The exercise -
Tally how many lines hold the string "delle". Your reply should be that number alone.
Begin Stored records
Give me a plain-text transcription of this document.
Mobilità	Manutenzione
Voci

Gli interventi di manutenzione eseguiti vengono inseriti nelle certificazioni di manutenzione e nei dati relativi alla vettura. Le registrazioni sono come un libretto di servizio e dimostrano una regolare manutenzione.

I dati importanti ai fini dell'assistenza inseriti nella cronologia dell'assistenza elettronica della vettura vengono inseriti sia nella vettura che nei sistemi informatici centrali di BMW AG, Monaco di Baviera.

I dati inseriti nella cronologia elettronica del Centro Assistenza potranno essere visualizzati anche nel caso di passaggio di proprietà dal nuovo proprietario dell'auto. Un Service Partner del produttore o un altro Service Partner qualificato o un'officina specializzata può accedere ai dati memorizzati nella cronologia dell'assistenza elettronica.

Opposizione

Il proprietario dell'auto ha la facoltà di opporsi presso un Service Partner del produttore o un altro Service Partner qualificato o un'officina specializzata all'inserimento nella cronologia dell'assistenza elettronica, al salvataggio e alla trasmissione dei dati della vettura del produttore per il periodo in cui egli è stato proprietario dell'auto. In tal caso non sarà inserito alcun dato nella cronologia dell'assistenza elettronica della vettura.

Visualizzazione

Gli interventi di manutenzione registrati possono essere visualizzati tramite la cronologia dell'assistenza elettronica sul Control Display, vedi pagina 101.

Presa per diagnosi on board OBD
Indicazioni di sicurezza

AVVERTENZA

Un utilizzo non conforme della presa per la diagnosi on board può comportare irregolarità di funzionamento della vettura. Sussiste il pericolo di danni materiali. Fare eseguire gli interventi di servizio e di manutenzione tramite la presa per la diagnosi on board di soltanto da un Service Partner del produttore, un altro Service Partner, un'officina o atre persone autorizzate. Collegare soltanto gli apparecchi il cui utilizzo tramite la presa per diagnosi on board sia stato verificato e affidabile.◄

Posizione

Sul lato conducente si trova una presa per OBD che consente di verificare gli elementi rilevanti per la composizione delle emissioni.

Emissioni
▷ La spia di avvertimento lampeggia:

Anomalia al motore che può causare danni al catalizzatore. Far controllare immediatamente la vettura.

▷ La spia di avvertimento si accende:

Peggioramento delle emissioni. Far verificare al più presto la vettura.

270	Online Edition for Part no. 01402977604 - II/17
End Stored records
The reply -
2